• _Given problem_
The listing below should be copied in full, word for word.

• _Supplied information_
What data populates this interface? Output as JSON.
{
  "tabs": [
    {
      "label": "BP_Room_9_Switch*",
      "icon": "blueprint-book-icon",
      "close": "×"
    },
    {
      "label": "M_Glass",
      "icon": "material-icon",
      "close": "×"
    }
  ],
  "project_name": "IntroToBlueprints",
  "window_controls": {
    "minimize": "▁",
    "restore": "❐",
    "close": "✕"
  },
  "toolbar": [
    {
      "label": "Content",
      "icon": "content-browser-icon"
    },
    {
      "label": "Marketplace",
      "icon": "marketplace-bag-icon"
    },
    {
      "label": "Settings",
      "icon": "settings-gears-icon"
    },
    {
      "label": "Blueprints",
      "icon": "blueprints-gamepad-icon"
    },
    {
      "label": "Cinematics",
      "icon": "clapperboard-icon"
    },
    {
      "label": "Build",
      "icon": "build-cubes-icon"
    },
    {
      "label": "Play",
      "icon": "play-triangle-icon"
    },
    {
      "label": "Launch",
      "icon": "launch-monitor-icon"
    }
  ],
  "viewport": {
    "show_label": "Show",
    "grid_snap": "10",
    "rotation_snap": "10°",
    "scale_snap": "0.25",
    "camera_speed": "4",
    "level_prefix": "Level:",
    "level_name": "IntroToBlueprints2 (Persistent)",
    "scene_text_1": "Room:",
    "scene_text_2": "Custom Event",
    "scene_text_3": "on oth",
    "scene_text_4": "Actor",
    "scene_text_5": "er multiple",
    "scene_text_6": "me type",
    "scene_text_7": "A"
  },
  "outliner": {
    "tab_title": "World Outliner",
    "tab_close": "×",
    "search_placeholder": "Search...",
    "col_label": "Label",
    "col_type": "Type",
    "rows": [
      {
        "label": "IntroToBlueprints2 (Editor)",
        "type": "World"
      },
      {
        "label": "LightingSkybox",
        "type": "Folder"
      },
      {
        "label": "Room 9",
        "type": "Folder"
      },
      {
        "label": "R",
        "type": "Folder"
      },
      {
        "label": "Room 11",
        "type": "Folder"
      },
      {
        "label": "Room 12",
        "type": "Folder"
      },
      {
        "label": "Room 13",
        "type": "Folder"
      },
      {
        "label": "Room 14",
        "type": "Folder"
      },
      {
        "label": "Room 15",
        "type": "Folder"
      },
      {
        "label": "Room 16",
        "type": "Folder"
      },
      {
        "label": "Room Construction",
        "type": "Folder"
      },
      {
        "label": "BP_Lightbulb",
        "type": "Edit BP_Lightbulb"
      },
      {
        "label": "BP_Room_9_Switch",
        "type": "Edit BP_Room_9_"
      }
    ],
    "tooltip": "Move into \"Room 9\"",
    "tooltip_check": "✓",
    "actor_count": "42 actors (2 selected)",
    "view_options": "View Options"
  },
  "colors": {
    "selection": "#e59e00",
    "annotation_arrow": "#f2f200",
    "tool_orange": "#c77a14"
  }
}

• _Problem solution_
What data populates this interface? Output as JSON.
{
  "tabs": [
    {
      "label": "BP_Room_9_Switch*",
      "icon": "blueprint-book-icon",
      "close": "×"
    },
    {
      "label": "M_Glass",
      "icon": "material-icon",
      "close": "×"
    }
  ],
  "project_name": "IntroToBlueprints",
  "window_controls": {
    "minimize": "▁",
    "restore": "❐",
    "close": "✕"
  },
  "toolbar": [
    {
      "label": "Content",
      "icon": "content-browser-icon"
    },
    {
      "label": "Marketplace",
      "icon": "marketplace-bag-icon"
    },
    {
      "label": "Settings",
      "icon": "settings-gears-icon"
    },
    {
      "label": "Blueprints",
      "icon": "blueprints-gamepad-icon"
    },
    {
      "label": "Cinematics",
      "icon": "clapperboard-icon"
    },
    {
      "label": "Build",
      "icon": "build-cubes-icon"
    },
    {
      "label": "Play",
      "icon": "play-triangle-icon"
    },
    {
      "label": "Launch",
      "icon": "launch-monitor-icon"
    }
  ],
  "viewport": {
    "show_label": "Show",
    "grid_snap": "10",
    "rotation_snap": "10°",
    "scale_snap": "0.25",
    "camera_speed": "4",
    "level_prefix": "Level:",
    "level_name": "IntroToBlueprints2 (Persistent)",
    "scene_text_1": "Room:",
    "scene_text_2": "Custom Event",
    "scene_text_3": "on oth",
    "scene_text_4": "Actor",
    "scene_text_5": "er multiple",
    "scene_text_6": "me type",
    "scene_text_7": "A"
  },
  "outliner": {
    "tab_title": "World Outliner",
    "tab_close": "×",
    "search_placeholder": "Search...",
    "col_label": "Label",
    "col_type": "Type",
    "rows": [
      {
        "label": "IntroToBlueprints2 (Editor)",
        "type": "World"
      },
      {
        "label": "LightingSkybox",
        "type": "Folder"
      },
      {
        "label": "Room 9",
        "type": "Folder"
      },
      {
        "label": "R",
        "type": "Folder"
      },
      {
        "label": "Room 11",
        "type": "Folder"
      },
      {
        "label": "Room 12",
        "type": "Folder"
      },
      {
        "label": "Room 13",
        "type": "Folder"
      },
      {
        "label": "Room 14",
        "type": "Folder"
      },
      {
        "label": "Room 15",
        "type": "Folder"
      },
      {
        "label": "Room 16",
        "type": "Folder"
      },
      {
        "label": "Room Construction",
        "type": "Folder"
      },
      {
        "label": "BP_Lightbulb",
        "type": "Edit BP_Lightbulb"
      },
      {
        "label": "BP_Room_9_Switch",
        "type": "Edit BP_Room_9_"
      }
    ],
    "tooltip": "Move into \"Room 9\"",
    "tooltip_check": "✓",
    "actor_count": "42 actors (2 selected)",
    "view_options": "View Options"
  },
  "colors": {
    "selection": "#e59e00",
    "annotation_arrow": "#f2f200",
    "tool_orange": "#c77a14"
  }
}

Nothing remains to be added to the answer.